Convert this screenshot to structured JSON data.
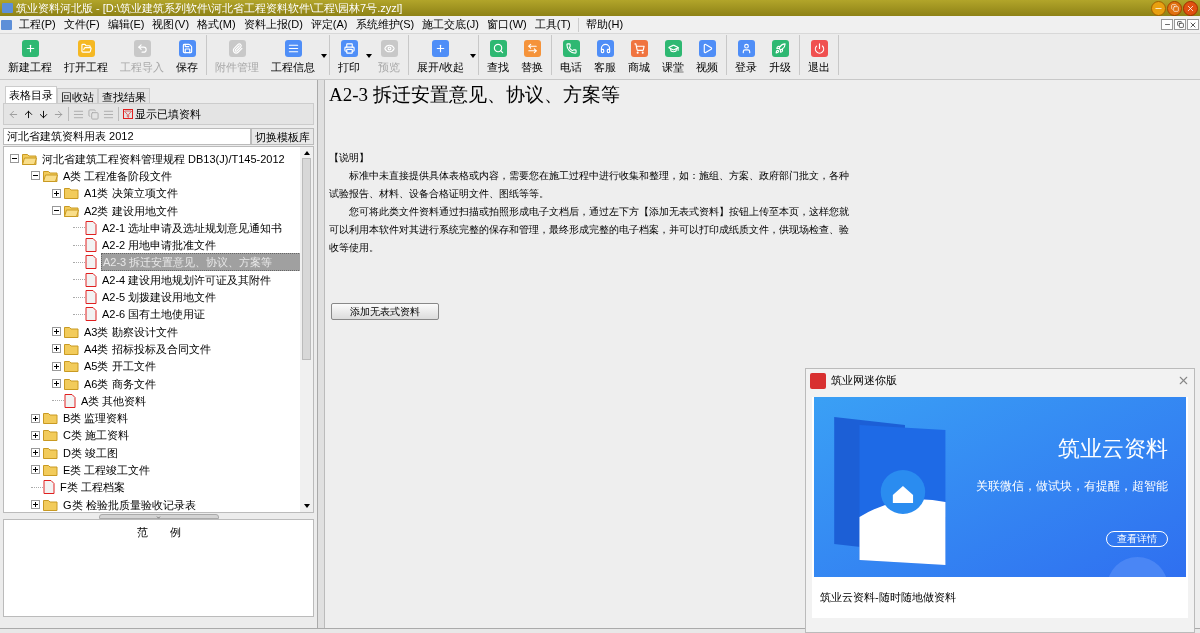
{
  "window": {
    "title": "筑业资料河北版 - [D:\\筑业建筑系列软件\\河北省工程资料软件\\工程\\园林7号.zyzl]"
  },
  "menu": [
    "工程(P)",
    "文件(F)",
    "编辑(E)",
    "视图(V)",
    "格式(M)",
    "资料上报(D)",
    "评定(A)",
    "系统维护(S)",
    "施工交底(J)",
    "窗口(W)",
    "工具(T)",
    "帮助(H)"
  ],
  "toolbar": [
    [
      {
        "label": "新建工程",
        "disabled": false,
        "dropdown": false,
        "color": "#2eb872"
      },
      {
        "label": "打开工程",
        "disabled": false,
        "dropdown": false,
        "color": "#f5b823"
      },
      {
        "label": "工程导入",
        "disabled": true,
        "dropdown": false,
        "color": "#c8c8c8"
      },
      {
        "label": "保存",
        "disabled": false,
        "dropdown": false,
        "color": "#4f8ef7"
      }
    ],
    [
      {
        "label": "附件管理",
        "disabled": true,
        "dropdown": false,
        "color": "#c8c8c8"
      },
      {
        "label": "工程信息",
        "disabled": false,
        "dropdown": true,
        "color": "#4f8ef7"
      }
    ],
    [
      {
        "label": "打印",
        "disabled": false,
        "dropdown": true,
        "color": "#4f8ef7"
      },
      {
        "label": "预览",
        "disabled": true,
        "dropdown": false,
        "color": "#c8c8c8"
      }
    ],
    [
      {
        "label": "展开/收起",
        "disabled": false,
        "dropdown": true,
        "color": "#4f8ef7"
      }
    ],
    [
      {
        "label": "查找",
        "disabled": false,
        "dropdown": false,
        "color": "#2eb872"
      },
      {
        "label": "替换",
        "disabled": false,
        "dropdown": false,
        "color": "#f5933a"
      }
    ],
    [
      {
        "label": "电话",
        "disabled": false,
        "dropdown": false,
        "color": "#2eb872"
      },
      {
        "label": "客服",
        "disabled": false,
        "dropdown": false,
        "color": "#4f8ef7"
      },
      {
        "label": "商城",
        "disabled": false,
        "dropdown": false,
        "color": "#f07440"
      },
      {
        "label": "课堂",
        "disabled": false,
        "dropdown": false,
        "color": "#2eb872"
      },
      {
        "label": "视频",
        "disabled": false,
        "dropdown": false,
        "color": "#4f8ef7"
      }
    ],
    [
      {
        "label": "登录",
        "disabled": false,
        "dropdown": false,
        "color": "#4f8ef7"
      },
      {
        "label": "升级",
        "disabled": false,
        "dropdown": false,
        "color": "#2eb872"
      }
    ],
    [
      {
        "label": "退出",
        "disabled": false,
        "dropdown": false,
        "color": "#f05050"
      }
    ]
  ],
  "sidebar": {
    "tabs": [
      {
        "label": "表格目录",
        "selected": true
      },
      {
        "label": "回收站",
        "selected": false
      },
      {
        "label": "查找结果",
        "selected": false
      }
    ],
    "filter_button": "显示已填资料",
    "library": {
      "value": "河北省建筑资料用表 2012",
      "button": "切换模板库"
    },
    "tree": [
      {
        "label": "河北省建筑工程资料管理规程 DB13(J)/T145-2012",
        "kind": "folder",
        "expanded": true,
        "selected": false,
        "children": [
          {
            "label": "A类 工程准备阶段文件",
            "kind": "folder",
            "expanded": true,
            "selected": false,
            "children": [
              {
                "label": "A1类 决策立项文件",
                "kind": "folder",
                "expanded": false,
                "selected": false
              },
              {
                "label": "A2类 建设用地文件",
                "kind": "folder",
                "expanded": true,
                "selected": false,
                "children": [
                  {
                    "label": "A2-1 选址申请及选址规划意见通知书",
                    "kind": "document",
                    "selected": false
                  },
                  {
                    "label": "A2-2 用地申请批准文件",
                    "kind": "document",
                    "selected": false
                  },
                  {
                    "label": "A2-3 拆迁安置意见、协议、方案等",
                    "kind": "document",
                    "selected": true
                  },
                  {
                    "label": "A2-4 建设用地规划许可证及其附件",
                    "kind": "document",
                    "selected": false
                  },
                  {
                    "label": "A2-5 划拨建设用地文件",
                    "kind": "document",
                    "selected": false
                  },
                  {
                    "label": "A2-6 国有土地使用证",
                    "kind": "document",
                    "selected": false
                  }
                ]
              },
              {
                "label": "A3类 勘察设计文件",
                "kind": "folder",
                "expanded": false,
                "selected": false
              },
              {
                "label": "A4类 招标投标及合同文件",
                "kind": "folder",
                "expanded": false,
                "selected": false
              },
              {
                "label": "A5类 开工文件",
                "kind": "folder",
                "expanded": false,
                "selected": false
              },
              {
                "label": "A6类 商务文件",
                "kind": "folder",
                "expanded": false,
                "selected": false
              },
              {
                "label": "A类 其他资料",
                "kind": "document",
                "selected": false
              }
            ]
          },
          {
            "label": "B类 监理资料",
            "kind": "folder",
            "expanded": false,
            "selected": false
          },
          {
            "label": "C类 施工资料",
            "kind": "folder",
            "expanded": false,
            "selected": false
          },
          {
            "label": "D类 竣工图",
            "kind": "folder",
            "expanded": false,
            "selected": false
          },
          {
            "label": "E类 工程竣工文件",
            "kind": "folder",
            "expanded": false,
            "selected": false
          },
          {
            "label": "F类 工程档案",
            "kind": "document",
            "selected": false
          },
          {
            "label": "G类 检验批质量验收记录表",
            "kind": "folder",
            "expanded": false,
            "selected": false
          }
        ]
      }
    ],
    "example_panel": {
      "title": "范　　例"
    }
  },
  "document": {
    "title": "A2-3 拆迁安置意见、协议、方案等",
    "note_heading": "【说明】",
    "paragraphs": [
      "标准中未直接提供具体表格或内容，需要您在施工过程中进行收集和整理，如：施组、方案、政府部门批文，各种试验报告、材料、设备合格证明文件、图纸等等。",
      "您可将此类文件资料通过扫描或拍照形成电子文档后，通过左下方【添加无表式资料】按钮上传至本页，这样您就可以利用本软件对其进行系统完整的保存和管理，最终形成完整的电子档案，并可以打印成纸质文件，供现场检查、验收等使用。"
    ],
    "add_button": "添加无表式资料"
  },
  "popup": {
    "title": "筑业网迷你版",
    "banner": {
      "headline": "筑业云资料",
      "tagline": "关联微信，做试块，有提醒，超智能",
      "button": "查看详情"
    },
    "caption": "筑业云资料-随时随地做资料"
  }
}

◆ **CHALLENGE**
Every entry must be transcribed exactly. Pictures do not belong in the copy.

◆ **RESPONSE FOR THIS EXERCISE**
Convert this screenshot to structured JSON data.
{
  "window": {
    "title": "筑业资料河北版 - [D:\\筑业建筑系列软件\\河北省工程资料软件\\工程\\园林7号.zyzl]"
  },
  "menu": [
    "工程(P)",
    "文件(F)",
    "编辑(E)",
    "视图(V)",
    "格式(M)",
    "资料上报(D)",
    "评定(A)",
    "系统维护(S)",
    "施工交底(J)",
    "窗口(W)",
    "工具(T)",
    "帮助(H)"
  ],
  "toolbar": [
    [
      {
        "label": "新建工程",
        "disabled": false,
        "dropdown": false,
        "color": "#2eb872"
      },
      {
        "label": "打开工程",
        "disabled": false,
        "dropdown": false,
        "color": "#f5b823"
      },
      {
        "label": "工程导入",
        "disabled": true,
        "dropdown": false,
        "color": "#c8c8c8"
      },
      {
        "label": "保存",
        "disabled": false,
        "dropdown": false,
        "color": "#4f8ef7"
      }
    ],
    [
      {
        "label": "附件管理",
        "disabled": true,
        "dropdown": false,
        "color": "#c8c8c8"
      },
      {
        "label": "工程信息",
        "disabled": false,
        "dropdown": true,
        "color": "#4f8ef7"
      }
    ],
    [
      {
        "label": "打印",
        "disabled": false,
        "dropdown": true,
        "color": "#4f8ef7"
      },
      {
        "label": "预览",
        "disabled": true,
        "dropdown": false,
        "color": "#c8c8c8"
      }
    ],
    [
      {
        "label": "展开/收起",
        "disabled": false,
        "dropdown": true,
        "color": "#4f8ef7"
      }
    ],
    [
      {
        "label": "查找",
        "disabled": false,
        "dropdown": false,
        "color": "#2eb872"
      },
      {
        "label": "替换",
        "disabled": false,
        "dropdown": false,
        "color": "#f5933a"
      }
    ],
    [
      {
        "label": "电话",
        "disabled": false,
        "dropdown": false,
        "color": "#2eb872"
      },
      {
        "label": "客服",
        "disabled": false,
        "dropdown": false,
        "color": "#4f8ef7"
      },
      {
        "label": "商城",
        "disabled": false,
        "dropdown": false,
        "color": "#f07440"
      },
      {
        "label": "课堂",
        "disabled": false,
        "dropdown": false,
        "color": "#2eb872"
      },
      {
        "label": "视频",
        "disabled": false,
        "dropdown": false,
        "color": "#4f8ef7"
      }
    ],
    [
      {
        "label": "登录",
        "disabled": false,
        "dropdown": false,
        "color": "#4f8ef7"
      },
      {
        "label": "升级",
        "disabled": false,
        "dropdown": false,
        "color": "#2eb872"
      }
    ],
    [
      {
        "label": "退出",
        "disabled": false,
        "dropdown": false,
        "color": "#f05050"
      }
    ]
  ],
  "sidebar": {
    "tabs": [
      {
        "label": "表格目录",
        "selected": true
      },
      {
        "label": "回收站",
        "selected": false
      },
      {
        "label": "查找结果",
        "selected": false
      }
    ],
    "filter_button": "显示已填资料",
    "library": {
      "value": "河北省建筑资料用表 2012",
      "button": "切换模板库"
    },
    "tree": [
      {
        "label": "河北省建筑工程资料管理规程 DB13(J)/T145-2012",
        "kind": "folder",
        "expanded": true,
        "selected": false,
        "children": [
          {
            "label": "A类 工程准备阶段文件",
            "kind": "folder",
            "expanded": true,
            "selected": false,
            "children": [
              {
                "label": "A1类 决策立项文件",
                "kind": "folder",
                "expanded": false,
                "selected": false
              },
              {
                "label": "A2类 建设用地文件",
                "kind": "folder",
                "expanded": true,
                "selected": false,
                "children": [
                  {
                    "label": "A2-1 选址申请及选址规划意见通知书",
                    "kind": "document",
                    "selected": false
                  },
                  {
                    "label": "A2-2 用地申请批准文件",
                    "kind": "document",
                    "selected": false
                  },
                  {
                    "label": "A2-3 拆迁安置意见、协议、方案等",
                    "kind": "document",
                    "selected": true
                  },
                  {
                    "label": "A2-4 建设用地规划许可证及其附件",
                    "kind": "document",
                    "selected": false
                  },
                  {
                    "label": "A2-5 划拨建设用地文件",
                    "kind": "document",
                    "selected": false
                  },
                  {
                    "label": "A2-6 国有土地使用证",
                    "kind": "document",
                    "selected": false
                  }
                ]
              },
              {
                "label": "A3类 勘察设计文件",
                "kind": "folder",
                "expanded": false,
                "selected": false
              },
              {
                "label": "A4类 招标投标及合同文件",
                "kind": "folder",
                "expanded": false,
                "selected": false
              },
              {
                "label": "A5类 开工文件",
                "kind": "folder",
                "expanded": false,
                "selected": false
              },
              {
                "label": "A6类 商务文件",
                "kind": "folder",
                "expanded": false,
                "selected": false
              },
              {
                "label": "A类 其他资料",
                "kind": "document",
                "selected": false
              }
            ]
          },
          {
            "label": "B类 监理资料",
            "kind": "folder",
            "expanded": false,
            "selected": false
          },
          {
            "label": "C类 施工资料",
            "kind": "folder",
            "expanded": false,
            "selected": false
          },
          {
            "label": "D类 竣工图",
            "kind": "folder",
            "expanded": false,
            "selected": false
          },
          {
            "label": "E类 工程竣工文件",
            "kind": "folder",
            "expanded": false,
            "selected": false
          },
          {
            "label": "F类 工程档案",
            "kind": "document",
            "selected": false
          },
          {
            "label": "G类 检验批质量验收记录表",
            "kind": "folder",
            "expanded": false,
            "selected": false
          }
        ]
      }
    ],
    "example_panel": {
      "title": "范　　例"
    }
  },
  "document": {
    "title": "A2-3 拆迁安置意见、协议、方案等",
    "note_heading": "【说明】",
    "paragraphs": [
      "标准中未直接提供具体表格或内容，需要您在施工过程中进行收集和整理，如：施组、方案、政府部门批文，各种试验报告、材料、设备合格证明文件、图纸等等。",
      "您可将此类文件资料通过扫描或拍照形成电子文档后，通过左下方【添加无表式资料】按钮上传至本页，这样您就可以利用本软件对其进行系统完整的保存和管理，最终形成完整的电子档案，并可以打印成纸质文件，供现场检查、验收等使用。"
    ],
    "add_button": "添加无表式资料"
  },
  "popup": {
    "title": "筑业网迷你版",
    "banner": {
      "headline": "筑业云资料",
      "tagline": "关联微信，做试块，有提醒，超智能",
      "button": "查看详情"
    },
    "caption": "筑业云资料-随时随地做资料"
  }
}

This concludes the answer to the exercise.